What to do:
The copy you give must match the listing below exactly and contain no pictures.

Records shown Start Marker

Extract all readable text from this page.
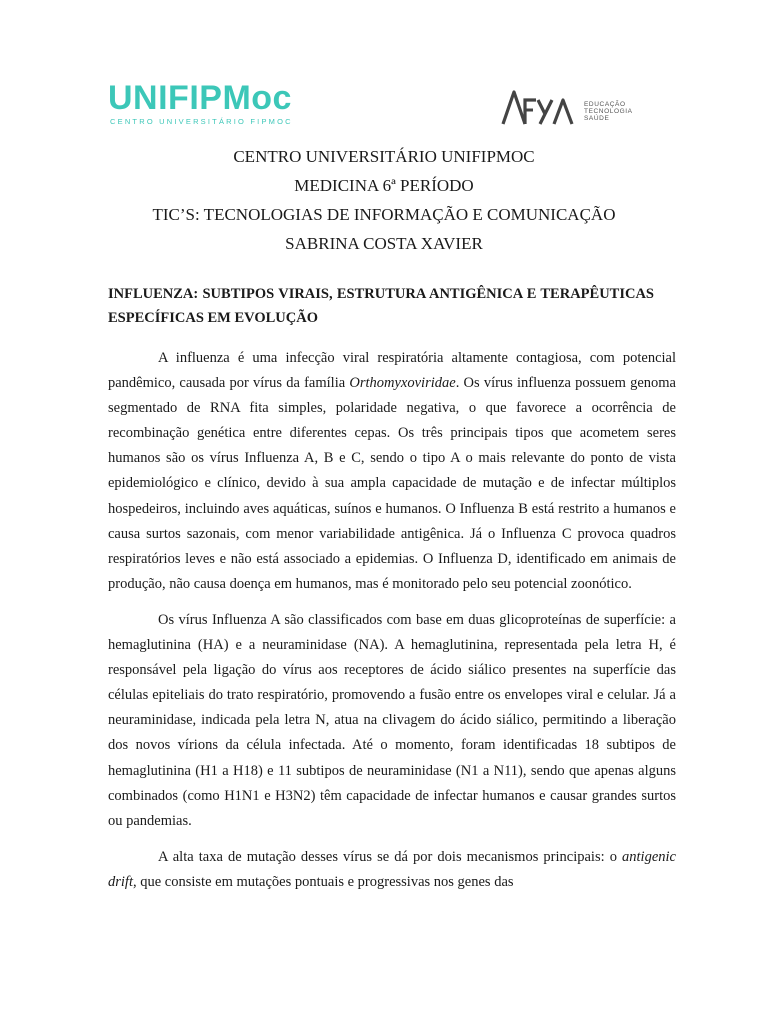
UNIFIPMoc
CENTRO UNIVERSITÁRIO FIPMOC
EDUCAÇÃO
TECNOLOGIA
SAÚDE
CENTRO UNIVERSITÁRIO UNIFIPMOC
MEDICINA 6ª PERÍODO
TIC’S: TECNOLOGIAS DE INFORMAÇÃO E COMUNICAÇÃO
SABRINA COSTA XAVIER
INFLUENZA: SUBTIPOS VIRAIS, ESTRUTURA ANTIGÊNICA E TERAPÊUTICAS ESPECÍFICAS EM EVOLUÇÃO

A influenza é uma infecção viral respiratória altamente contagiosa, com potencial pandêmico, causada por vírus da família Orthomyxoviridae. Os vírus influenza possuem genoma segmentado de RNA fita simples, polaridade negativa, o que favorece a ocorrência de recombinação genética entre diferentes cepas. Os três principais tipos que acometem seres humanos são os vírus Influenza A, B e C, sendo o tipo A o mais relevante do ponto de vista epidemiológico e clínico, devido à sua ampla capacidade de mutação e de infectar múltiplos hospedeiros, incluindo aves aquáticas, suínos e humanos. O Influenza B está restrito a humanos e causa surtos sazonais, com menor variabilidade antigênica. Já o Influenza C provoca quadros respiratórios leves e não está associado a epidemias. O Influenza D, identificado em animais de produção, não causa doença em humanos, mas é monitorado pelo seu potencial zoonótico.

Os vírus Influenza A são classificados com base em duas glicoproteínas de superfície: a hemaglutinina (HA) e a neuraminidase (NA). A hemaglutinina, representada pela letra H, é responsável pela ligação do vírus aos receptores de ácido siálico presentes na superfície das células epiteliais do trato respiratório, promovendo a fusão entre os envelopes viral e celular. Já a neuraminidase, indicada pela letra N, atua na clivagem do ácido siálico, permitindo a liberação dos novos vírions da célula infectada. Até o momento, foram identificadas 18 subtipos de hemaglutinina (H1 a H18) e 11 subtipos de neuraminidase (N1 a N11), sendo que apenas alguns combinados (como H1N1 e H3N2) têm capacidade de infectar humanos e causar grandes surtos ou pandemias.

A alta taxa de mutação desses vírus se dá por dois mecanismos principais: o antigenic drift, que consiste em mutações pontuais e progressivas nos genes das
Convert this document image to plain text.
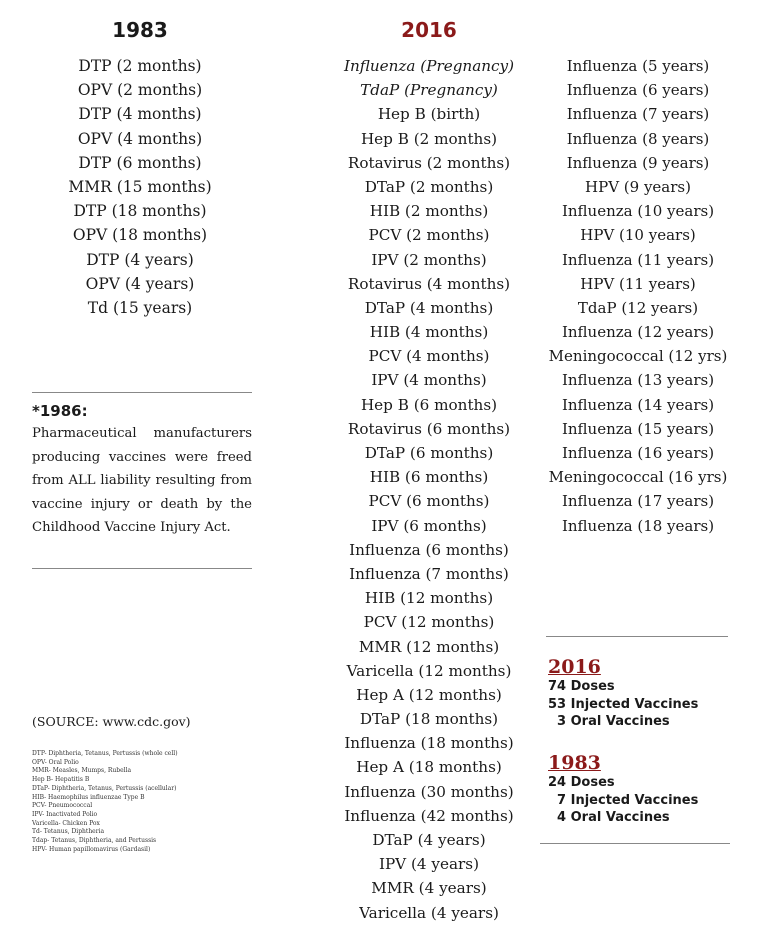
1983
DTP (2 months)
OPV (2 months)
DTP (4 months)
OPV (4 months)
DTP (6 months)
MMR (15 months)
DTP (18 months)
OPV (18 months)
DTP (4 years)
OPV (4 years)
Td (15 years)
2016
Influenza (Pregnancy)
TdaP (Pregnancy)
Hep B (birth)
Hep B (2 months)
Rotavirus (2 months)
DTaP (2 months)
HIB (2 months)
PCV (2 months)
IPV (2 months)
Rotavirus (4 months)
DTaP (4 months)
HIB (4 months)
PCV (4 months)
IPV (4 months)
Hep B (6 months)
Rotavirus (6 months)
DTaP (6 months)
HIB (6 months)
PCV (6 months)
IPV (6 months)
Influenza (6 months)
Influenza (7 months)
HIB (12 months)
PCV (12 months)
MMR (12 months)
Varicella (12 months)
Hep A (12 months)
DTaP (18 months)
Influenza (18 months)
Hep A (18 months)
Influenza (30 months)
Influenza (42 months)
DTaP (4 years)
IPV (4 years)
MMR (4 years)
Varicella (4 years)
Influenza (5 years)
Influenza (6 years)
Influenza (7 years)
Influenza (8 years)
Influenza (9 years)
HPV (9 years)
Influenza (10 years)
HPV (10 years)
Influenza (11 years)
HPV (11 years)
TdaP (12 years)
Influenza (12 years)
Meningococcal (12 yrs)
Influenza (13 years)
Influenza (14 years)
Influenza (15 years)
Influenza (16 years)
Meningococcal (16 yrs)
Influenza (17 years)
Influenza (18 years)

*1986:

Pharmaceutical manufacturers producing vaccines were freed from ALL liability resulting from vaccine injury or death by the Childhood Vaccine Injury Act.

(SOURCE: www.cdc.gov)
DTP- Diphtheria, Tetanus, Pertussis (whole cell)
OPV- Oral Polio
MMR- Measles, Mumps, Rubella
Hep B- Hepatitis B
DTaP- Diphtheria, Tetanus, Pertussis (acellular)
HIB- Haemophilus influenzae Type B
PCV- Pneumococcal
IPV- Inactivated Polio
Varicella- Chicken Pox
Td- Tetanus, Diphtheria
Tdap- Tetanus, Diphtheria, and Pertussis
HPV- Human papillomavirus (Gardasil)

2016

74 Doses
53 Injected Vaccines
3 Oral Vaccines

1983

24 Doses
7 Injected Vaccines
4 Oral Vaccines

Records shown End Marker

Result of this task:
Extract all readable text from this page.
UNIFIPMoc
CENTRO UNIVERSITÁRIO FIPMOC
EDUCAÇÃO
TECNOLOGIA
SAÚDE
CENTRO UNIVERSITÁRIO UNIFIPMOC
MEDICINA 6ª PERÍODO
TIC’S: TECNOLOGIAS DE INFORMAÇÃO E COMUNICAÇÃO
SABRINA COSTA XAVIER
INFLUENZA: SUBTIPOS VIRAIS, ESTRUTURA ANTIGÊNICA E TERAPÊUTICAS ESPECÍFICAS EM EVOLUÇÃO

A influenza é uma infecção viral respiratória altamente contagiosa, com potencial pandêmico, causada por vírus da família Orthomyxoviridae. Os vírus influenza possuem genoma segmentado de RNA fita simples, polaridade negativa, o que favorece a ocorrência de recombinação genética entre diferentes cepas. Os três principais tipos que acometem seres humanos são os vírus Influenza A, B e C, sendo o tipo A o mais relevante do ponto de vista epidemiológico e clínico, devido à sua ampla capacidade de mutação e de infectar múltiplos hospedeiros, incluindo aves aquáticas, suínos e humanos. O Influenza B está restrito a humanos e causa surtos sazonais, com menor variabilidade antigênica. Já o Influenza C provoca quadros respiratórios leves e não está associado a epidemias. O Influenza D, identificado em animais de produção, não causa doença em humanos, mas é monitorado pelo seu potencial zoonótico.

Os vírus Influenza A são classificados com base em duas glicoproteínas de superfície: a hemaglutinina (HA) e a neuraminidase (NA). A hemaglutinina, representada pela letra H, é responsável pela ligação do vírus aos receptores de ácido siálico presentes na superfície das células epiteliais do trato respiratório, promovendo a fusão entre os envelopes viral e celular. Já a neuraminidase, indicada pela letra N, atua na clivagem do ácido siálico, permitindo a liberação dos novos vírions da célula infectada. Até o momento, foram identificadas 18 subtipos de hemaglutinina (H1 a H18) e 11 subtipos de neuraminidase (N1 a N11), sendo que apenas alguns combinados (como H1N1 e H3N2) têm capacidade de infectar humanos e causar grandes surtos ou pandemias.

A alta taxa de mutação desses vírus se dá por dois mecanismos principais: o antigenic drift, que consiste em mutações pontuais e progressivas nos genes das
Convert this document image to plain text.
1983
DTP (2 months)
OPV (2 months)
DTP (4 months)
OPV (4 months)
DTP (6 months)
MMR (15 months)
DTP (18 months)
OPV (18 months)
DTP (4 years)
OPV (4 years)
Td (15 years)
2016
Influenza (Pregnancy)
TdaP (Pregnancy)
Hep B (birth)
Hep B (2 months)
Rotavirus (2 months)
DTaP (2 months)
HIB (2 months)
PCV (2 months)
IPV (2 months)
Rotavirus (4 months)
DTaP (4 months)
HIB (4 months)
PCV (4 months)
IPV (4 months)
Hep B (6 months)
Rotavirus (6 months)
DTaP (6 months)
HIB (6 months)
PCV (6 months)
IPV (6 months)
Influenza (6 months)
Influenza (7 months)
HIB (12 months)
PCV (12 months)
MMR (12 months)
Varicella (12 months)
Hep A (12 months)
DTaP (18 months)
Influenza (18 months)
Hep A (18 months)
Influenza (30 months)
Influenza (42 months)
DTaP (4 years)
IPV (4 years)
MMR (4 years)
Varicella (4 years)
Influenza (5 years)
Influenza (6 years)
Influenza (7 years)
Influenza (8 years)
Influenza (9 years)
HPV (9 years)
Influenza (10 years)
HPV (10 years)
Influenza (11 years)
HPV (11 years)
TdaP (12 years)
Influenza (12 years)
Meningococcal (12 yrs)
Influenza (13 years)
Influenza (14 years)
Influenza (15 years)
Influenza (16 years)
Meningococcal (16 yrs)
Influenza (17 years)
Influenza (18 years)

*1986:

Pharmaceutical manufacturers producing vaccines were freed from ALL liability resulting from vaccine injury or death by the Childhood Vaccine Injury Act.

(SOURCE: www.cdc.gov)
DTP- Diphtheria, Tetanus, Pertussis (whole cell)
OPV- Oral Polio
MMR- Measles, Mumps, Rubella
Hep B- Hepatitis B
DTaP- Diphtheria, Tetanus, Pertussis (acellular)
HIB- Haemophilus influenzae Type B
PCV- Pneumococcal
IPV- Inactivated Polio
Varicella- Chicken Pox
Td- Tetanus, Diphtheria
Tdap- Tetanus, Diphtheria, and Pertussis
HPV- Human papillomavirus (Gardasil)

2016

74 Doses
53 Injected Vaccines
3 Oral Vaccines

1983

24 Doses
7 Injected Vaccines
4 Oral Vaccines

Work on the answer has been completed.